# Request
Quote the listing below in its entirety.

╭─ Input records

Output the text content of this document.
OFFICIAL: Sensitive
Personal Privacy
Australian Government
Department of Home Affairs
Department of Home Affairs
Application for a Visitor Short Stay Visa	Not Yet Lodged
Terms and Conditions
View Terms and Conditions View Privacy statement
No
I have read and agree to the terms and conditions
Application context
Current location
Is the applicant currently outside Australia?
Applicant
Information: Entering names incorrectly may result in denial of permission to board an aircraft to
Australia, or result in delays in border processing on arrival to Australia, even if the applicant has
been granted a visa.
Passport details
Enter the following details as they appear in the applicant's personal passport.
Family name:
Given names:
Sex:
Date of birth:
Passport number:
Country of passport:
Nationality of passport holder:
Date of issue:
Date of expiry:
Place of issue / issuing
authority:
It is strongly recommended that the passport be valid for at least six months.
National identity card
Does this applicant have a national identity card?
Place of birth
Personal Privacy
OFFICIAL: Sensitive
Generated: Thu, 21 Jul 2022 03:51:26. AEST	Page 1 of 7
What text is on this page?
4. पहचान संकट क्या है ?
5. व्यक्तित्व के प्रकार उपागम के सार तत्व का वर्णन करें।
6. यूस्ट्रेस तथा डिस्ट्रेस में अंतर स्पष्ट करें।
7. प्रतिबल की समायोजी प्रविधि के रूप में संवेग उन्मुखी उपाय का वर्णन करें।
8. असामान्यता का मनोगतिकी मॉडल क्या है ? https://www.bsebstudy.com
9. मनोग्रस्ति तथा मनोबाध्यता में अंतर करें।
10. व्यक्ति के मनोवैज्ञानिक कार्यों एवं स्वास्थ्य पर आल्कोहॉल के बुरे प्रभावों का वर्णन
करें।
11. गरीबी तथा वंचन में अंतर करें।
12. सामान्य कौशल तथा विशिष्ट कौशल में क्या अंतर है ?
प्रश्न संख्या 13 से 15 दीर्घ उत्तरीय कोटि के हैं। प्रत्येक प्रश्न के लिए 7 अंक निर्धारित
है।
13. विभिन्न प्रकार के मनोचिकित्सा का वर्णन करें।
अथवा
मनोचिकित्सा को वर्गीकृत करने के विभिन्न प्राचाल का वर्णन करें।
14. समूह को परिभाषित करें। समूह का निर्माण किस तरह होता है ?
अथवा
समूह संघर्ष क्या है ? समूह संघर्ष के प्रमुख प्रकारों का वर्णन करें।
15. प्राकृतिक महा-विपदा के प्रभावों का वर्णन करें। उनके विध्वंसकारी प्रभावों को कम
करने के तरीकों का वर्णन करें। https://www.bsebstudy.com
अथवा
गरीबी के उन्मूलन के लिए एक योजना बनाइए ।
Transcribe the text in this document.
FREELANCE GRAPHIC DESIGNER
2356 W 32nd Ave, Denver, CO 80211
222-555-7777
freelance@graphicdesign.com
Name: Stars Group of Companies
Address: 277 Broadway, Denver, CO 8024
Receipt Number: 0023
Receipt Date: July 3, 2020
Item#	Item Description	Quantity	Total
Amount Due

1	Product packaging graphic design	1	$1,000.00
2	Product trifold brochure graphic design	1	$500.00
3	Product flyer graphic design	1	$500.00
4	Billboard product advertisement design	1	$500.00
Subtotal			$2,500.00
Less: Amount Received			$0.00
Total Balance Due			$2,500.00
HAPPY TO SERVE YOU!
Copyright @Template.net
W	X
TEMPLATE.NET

╰─

# Problem solution
Output the text content of this document.
OFFICIAL: Sensitive
Personal Privacy
Australian Government
Department of Home Affairs
Department of Home Affairs
Application for a Visitor Short Stay Visa	Not Yet Lodged
Terms and Conditions
View Terms and Conditions View Privacy statement
No
I have read and agree to the terms and conditions
Application context
Current location
Is the applicant currently outside Australia?
Applicant
Information: Entering names incorrectly may result in denial of permission to board an aircraft to
Australia, or result in delays in border processing on arrival to Australia, even if the applicant has
been granted a visa.
Passport details
Enter the following details as they appear in the applicant's personal passport.
Family name:
Given names:
Sex:
Date of birth:
Passport number:
Country of passport:
Nationality of passport holder:
Date of issue:
Date of expiry:
Place of issue / issuing
authority:
It is strongly recommended that the passport be valid for at least six months.
National identity card
Does this applicant have a national identity card?
Place of birth
Personal Privacy
OFFICIAL: Sensitive
Generated: Thu, 21 Jul 2022 03:51:26. AEST	Page 1 of 7
What text is on this page?
4. पहचान संकट क्या है ?
5. व्यक्तित्व के प्रकार उपागम के सार तत्व का वर्णन करें।
6. यूस्ट्रेस तथा डिस्ट्रेस में अंतर स्पष्ट करें।
7. प्रतिबल की समायोजी प्रविधि के रूप में संवेग उन्मुखी उपाय का वर्णन करें।
8. असामान्यता का मनोगतिकी मॉडल क्या है ? https://www.bsebstudy.com
9. मनोग्रस्ति तथा मनोबाध्यता में अंतर करें।
10. व्यक्ति के मनोवैज्ञानिक कार्यों एवं स्वास्थ्य पर आल्कोहॉल के बुरे प्रभावों का वर्णन
करें।
11. गरीबी तथा वंचन में अंतर करें।
12. सामान्य कौशल तथा विशिष्ट कौशल में क्या अंतर है ?
प्रश्न संख्या 13 से 15 दीर्घ उत्तरीय कोटि के हैं। प्रत्येक प्रश्न के लिए 7 अंक निर्धारित
है।
13. विभिन्न प्रकार के मनोचिकित्सा का वर्णन करें।
अथवा
मनोचिकित्सा को वर्गीकृत करने के विभिन्न प्राचाल का वर्णन करें।
14. समूह को परिभाषित करें। समूह का निर्माण किस तरह होता है ?
अथवा
समूह संघर्ष क्या है ? समूह संघर्ष के प्रमुख प्रकारों का वर्णन करें।
15. प्राकृतिक महा-विपदा के प्रभावों का वर्णन करें। उनके विध्वंसकारी प्रभावों को कम
करने के तरीकों का वर्णन करें। https://www.bsebstudy.com
अथवा
गरीबी के उन्मूलन के लिए एक योजना बनाइए ।
Transcribe the text in this document.
FREELANCE GRAPHIC DESIGNER
2356 W 32nd Ave, Denver, CO 80211
222-555-7777
freelance@graphicdesign.com
Name: Stars Group of Companies
Address: 277 Broadway, Denver, CO 8024
Receipt Number: 0023
Receipt Date: July 3, 2020
Item#	Item Description	Quantity	Total
Amount Due

1	Product packaging graphic design	1	$1,000.00
2	Product trifold brochure graphic design	1	$500.00
3	Product flyer graphic design	1	$500.00
4	Billboard product advertisement design	1	$500.00
Subtotal			$2,500.00
Less: Amount Received			$0.00
Total Balance Due			$2,500.00
HAPPY TO SERVE YOU!
Copyright @Template.net
W	X
TEMPLATE.NET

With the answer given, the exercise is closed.